Check each line of the material. Copy those containing "creating".

::: Input material :::

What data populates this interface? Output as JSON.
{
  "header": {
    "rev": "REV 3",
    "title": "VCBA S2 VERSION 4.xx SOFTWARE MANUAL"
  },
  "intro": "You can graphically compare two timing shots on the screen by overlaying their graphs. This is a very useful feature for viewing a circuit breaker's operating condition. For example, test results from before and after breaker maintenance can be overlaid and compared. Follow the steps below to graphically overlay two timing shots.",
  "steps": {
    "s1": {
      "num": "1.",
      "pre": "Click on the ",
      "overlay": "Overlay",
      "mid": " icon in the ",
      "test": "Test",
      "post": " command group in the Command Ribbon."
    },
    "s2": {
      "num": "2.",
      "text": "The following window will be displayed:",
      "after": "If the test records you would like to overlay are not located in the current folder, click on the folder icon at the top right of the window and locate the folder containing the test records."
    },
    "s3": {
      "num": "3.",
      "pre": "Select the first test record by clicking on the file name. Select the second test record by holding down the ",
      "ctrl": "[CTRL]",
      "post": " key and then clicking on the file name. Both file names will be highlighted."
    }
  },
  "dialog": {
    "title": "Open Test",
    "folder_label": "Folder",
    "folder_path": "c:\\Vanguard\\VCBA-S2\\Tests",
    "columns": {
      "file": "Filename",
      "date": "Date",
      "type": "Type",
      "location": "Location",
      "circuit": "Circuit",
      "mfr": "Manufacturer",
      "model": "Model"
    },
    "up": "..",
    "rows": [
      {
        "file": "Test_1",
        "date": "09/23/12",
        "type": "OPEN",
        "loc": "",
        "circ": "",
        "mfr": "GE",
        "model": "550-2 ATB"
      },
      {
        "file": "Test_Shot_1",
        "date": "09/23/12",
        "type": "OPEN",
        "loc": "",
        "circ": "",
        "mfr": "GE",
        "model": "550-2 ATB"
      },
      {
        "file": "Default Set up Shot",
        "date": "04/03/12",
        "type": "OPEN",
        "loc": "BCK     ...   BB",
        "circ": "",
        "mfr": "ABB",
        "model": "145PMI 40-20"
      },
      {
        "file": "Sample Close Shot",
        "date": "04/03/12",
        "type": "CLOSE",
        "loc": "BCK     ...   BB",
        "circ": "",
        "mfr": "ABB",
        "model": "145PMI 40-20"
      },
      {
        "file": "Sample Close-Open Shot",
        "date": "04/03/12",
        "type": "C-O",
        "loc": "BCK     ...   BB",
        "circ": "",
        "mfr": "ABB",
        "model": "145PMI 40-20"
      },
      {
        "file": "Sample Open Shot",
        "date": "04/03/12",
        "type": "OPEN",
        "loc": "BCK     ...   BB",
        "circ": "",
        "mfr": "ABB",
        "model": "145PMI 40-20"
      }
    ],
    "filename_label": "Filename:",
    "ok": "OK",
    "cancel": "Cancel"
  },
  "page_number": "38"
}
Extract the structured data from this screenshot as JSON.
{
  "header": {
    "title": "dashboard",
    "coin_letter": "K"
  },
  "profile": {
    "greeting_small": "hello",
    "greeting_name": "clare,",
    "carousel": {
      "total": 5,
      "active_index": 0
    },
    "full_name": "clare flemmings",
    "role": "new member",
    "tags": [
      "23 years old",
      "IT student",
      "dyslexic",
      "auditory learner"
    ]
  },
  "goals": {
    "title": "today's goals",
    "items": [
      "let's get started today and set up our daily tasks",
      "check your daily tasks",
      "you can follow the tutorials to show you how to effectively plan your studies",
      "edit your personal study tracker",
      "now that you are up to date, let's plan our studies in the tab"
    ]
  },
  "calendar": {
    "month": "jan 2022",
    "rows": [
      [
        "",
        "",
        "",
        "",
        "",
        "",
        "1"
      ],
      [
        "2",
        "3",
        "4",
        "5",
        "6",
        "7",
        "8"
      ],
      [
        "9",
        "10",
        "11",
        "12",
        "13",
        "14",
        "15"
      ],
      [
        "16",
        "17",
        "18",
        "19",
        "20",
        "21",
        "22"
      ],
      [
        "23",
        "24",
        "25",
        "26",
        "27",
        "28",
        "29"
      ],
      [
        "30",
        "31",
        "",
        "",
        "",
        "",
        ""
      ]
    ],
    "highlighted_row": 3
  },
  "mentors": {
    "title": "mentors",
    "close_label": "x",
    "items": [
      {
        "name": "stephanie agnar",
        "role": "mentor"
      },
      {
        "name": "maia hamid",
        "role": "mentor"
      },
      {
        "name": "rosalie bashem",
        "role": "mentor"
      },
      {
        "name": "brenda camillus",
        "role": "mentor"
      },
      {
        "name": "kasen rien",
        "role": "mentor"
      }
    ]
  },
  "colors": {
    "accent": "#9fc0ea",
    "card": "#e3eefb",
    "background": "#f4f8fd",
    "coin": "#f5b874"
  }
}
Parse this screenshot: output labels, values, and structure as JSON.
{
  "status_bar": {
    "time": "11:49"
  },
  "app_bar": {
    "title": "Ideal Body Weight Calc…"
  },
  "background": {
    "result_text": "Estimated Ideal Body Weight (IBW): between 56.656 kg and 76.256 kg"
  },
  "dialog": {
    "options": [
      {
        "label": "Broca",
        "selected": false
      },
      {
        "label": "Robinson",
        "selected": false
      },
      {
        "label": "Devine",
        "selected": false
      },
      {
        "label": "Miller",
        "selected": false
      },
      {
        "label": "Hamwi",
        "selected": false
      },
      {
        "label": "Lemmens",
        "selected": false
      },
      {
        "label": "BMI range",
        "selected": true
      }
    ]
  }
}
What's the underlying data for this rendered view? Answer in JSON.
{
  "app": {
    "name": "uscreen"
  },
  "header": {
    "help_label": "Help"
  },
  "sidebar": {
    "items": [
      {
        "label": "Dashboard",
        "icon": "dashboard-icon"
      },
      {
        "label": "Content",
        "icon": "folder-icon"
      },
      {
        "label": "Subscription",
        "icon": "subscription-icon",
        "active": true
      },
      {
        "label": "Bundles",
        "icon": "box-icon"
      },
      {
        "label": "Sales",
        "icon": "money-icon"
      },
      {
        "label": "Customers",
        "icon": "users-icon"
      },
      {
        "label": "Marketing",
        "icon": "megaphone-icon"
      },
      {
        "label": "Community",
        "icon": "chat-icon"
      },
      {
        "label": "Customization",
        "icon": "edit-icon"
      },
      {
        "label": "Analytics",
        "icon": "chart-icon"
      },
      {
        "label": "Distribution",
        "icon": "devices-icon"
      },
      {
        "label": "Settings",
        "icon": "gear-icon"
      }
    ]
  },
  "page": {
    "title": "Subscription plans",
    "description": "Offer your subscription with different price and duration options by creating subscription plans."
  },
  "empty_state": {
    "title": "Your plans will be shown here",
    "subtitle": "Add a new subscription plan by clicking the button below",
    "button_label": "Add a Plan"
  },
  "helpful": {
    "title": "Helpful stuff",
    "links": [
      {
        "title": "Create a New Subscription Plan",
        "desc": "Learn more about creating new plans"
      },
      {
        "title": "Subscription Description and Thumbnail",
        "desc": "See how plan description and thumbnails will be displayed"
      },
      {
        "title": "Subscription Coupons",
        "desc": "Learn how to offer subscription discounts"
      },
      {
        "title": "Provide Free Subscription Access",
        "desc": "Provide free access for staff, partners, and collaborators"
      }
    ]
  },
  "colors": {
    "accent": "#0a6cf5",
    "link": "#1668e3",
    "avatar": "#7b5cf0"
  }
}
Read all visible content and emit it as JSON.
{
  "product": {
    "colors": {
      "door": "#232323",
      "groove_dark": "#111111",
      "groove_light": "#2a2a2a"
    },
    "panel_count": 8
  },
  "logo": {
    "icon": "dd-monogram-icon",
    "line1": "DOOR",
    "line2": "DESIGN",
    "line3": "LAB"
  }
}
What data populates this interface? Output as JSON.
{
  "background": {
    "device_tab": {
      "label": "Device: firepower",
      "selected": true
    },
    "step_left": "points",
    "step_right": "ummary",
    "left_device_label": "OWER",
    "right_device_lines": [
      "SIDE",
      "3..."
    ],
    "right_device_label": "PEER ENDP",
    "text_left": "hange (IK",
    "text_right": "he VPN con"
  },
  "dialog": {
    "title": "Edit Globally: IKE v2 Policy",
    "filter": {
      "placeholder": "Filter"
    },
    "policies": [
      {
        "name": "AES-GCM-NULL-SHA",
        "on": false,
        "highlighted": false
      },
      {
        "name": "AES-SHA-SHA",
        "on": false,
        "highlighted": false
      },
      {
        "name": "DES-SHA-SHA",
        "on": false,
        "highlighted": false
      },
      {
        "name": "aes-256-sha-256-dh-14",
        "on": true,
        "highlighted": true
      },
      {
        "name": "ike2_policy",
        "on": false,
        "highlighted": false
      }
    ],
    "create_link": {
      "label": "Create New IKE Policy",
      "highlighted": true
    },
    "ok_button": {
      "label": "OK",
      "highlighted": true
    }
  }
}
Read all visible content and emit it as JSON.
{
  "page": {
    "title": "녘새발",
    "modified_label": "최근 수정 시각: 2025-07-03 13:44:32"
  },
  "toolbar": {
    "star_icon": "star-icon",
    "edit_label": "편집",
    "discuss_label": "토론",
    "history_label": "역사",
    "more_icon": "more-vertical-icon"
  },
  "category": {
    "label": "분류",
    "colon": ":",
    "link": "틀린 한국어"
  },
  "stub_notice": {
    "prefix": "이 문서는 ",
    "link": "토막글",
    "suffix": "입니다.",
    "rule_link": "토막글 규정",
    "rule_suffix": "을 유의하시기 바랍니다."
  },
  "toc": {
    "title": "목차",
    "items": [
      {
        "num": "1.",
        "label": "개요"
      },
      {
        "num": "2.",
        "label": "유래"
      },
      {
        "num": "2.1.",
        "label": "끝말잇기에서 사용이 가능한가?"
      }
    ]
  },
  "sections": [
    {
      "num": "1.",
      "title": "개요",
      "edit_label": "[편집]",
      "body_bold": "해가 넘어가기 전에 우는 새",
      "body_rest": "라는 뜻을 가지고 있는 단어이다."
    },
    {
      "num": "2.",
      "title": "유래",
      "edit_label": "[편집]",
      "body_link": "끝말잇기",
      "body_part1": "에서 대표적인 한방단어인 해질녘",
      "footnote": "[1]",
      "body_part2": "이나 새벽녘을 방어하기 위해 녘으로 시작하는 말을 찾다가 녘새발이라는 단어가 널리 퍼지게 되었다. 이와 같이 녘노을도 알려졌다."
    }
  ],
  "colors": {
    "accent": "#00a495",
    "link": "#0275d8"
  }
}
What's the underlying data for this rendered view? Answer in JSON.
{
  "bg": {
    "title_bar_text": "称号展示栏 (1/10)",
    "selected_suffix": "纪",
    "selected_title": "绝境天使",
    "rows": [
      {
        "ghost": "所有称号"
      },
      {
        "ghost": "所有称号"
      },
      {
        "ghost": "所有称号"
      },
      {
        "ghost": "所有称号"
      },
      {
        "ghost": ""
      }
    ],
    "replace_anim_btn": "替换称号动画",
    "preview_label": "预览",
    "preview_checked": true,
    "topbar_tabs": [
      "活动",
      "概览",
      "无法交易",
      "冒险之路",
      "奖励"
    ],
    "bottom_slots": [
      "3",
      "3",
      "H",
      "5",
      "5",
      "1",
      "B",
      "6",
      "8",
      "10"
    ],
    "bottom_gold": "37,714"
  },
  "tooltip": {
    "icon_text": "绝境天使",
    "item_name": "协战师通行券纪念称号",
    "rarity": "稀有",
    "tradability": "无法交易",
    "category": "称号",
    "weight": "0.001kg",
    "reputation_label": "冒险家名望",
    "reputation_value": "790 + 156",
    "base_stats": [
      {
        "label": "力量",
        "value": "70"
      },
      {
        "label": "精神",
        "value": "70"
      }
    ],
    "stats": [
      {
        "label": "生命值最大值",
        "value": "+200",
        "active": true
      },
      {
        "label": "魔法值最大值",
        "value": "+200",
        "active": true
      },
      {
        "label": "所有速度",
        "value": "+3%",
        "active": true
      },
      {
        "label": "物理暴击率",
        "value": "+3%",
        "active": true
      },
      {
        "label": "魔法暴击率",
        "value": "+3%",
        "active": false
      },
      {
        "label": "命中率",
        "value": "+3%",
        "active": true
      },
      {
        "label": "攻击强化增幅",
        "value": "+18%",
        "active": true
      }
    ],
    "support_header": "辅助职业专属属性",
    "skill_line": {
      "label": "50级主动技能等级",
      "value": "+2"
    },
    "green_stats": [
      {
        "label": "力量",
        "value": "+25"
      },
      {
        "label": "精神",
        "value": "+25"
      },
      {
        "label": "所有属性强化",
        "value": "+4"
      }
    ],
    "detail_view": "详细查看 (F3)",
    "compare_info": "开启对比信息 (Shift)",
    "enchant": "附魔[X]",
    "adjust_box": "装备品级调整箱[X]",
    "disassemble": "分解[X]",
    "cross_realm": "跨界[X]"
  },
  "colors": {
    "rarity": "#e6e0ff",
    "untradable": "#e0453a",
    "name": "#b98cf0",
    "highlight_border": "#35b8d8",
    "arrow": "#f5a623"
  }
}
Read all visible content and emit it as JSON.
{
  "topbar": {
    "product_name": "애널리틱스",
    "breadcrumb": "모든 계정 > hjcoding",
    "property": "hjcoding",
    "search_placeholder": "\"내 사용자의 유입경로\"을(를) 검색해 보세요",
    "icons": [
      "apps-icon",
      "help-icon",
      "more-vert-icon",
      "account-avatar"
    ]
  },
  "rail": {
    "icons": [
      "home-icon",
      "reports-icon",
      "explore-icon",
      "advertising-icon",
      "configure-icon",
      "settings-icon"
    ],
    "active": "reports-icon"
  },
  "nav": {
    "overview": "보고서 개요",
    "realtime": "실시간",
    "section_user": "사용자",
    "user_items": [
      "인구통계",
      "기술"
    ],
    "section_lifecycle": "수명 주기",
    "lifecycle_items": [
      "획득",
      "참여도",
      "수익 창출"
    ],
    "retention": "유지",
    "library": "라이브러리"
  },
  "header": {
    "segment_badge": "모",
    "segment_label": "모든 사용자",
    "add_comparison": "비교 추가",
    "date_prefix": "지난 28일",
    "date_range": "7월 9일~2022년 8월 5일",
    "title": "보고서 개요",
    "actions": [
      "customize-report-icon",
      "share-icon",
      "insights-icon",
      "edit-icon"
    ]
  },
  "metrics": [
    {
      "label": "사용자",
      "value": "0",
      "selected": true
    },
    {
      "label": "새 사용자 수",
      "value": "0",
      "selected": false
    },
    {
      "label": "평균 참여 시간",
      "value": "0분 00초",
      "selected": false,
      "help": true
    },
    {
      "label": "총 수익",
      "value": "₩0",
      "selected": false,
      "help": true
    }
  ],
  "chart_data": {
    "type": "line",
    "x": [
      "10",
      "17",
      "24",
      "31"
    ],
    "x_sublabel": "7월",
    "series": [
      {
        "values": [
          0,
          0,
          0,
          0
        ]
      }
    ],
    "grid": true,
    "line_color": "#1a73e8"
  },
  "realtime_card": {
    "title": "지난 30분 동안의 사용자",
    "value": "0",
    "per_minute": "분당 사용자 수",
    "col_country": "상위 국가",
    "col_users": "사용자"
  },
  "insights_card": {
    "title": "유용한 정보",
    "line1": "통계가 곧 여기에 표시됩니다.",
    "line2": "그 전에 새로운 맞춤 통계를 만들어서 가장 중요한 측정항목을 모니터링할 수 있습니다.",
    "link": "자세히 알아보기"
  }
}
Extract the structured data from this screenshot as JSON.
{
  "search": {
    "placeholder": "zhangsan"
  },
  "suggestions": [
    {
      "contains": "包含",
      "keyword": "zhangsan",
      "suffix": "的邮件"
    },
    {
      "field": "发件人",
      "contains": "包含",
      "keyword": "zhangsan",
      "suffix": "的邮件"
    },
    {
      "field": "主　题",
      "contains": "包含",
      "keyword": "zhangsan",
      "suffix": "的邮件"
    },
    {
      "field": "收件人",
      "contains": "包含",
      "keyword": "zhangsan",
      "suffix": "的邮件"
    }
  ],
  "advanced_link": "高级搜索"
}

:::

### Final answer
    "description": "Offer your subscription with different price and duration options by creating subscription plans."
        "desc": "Learn more about creating new plans"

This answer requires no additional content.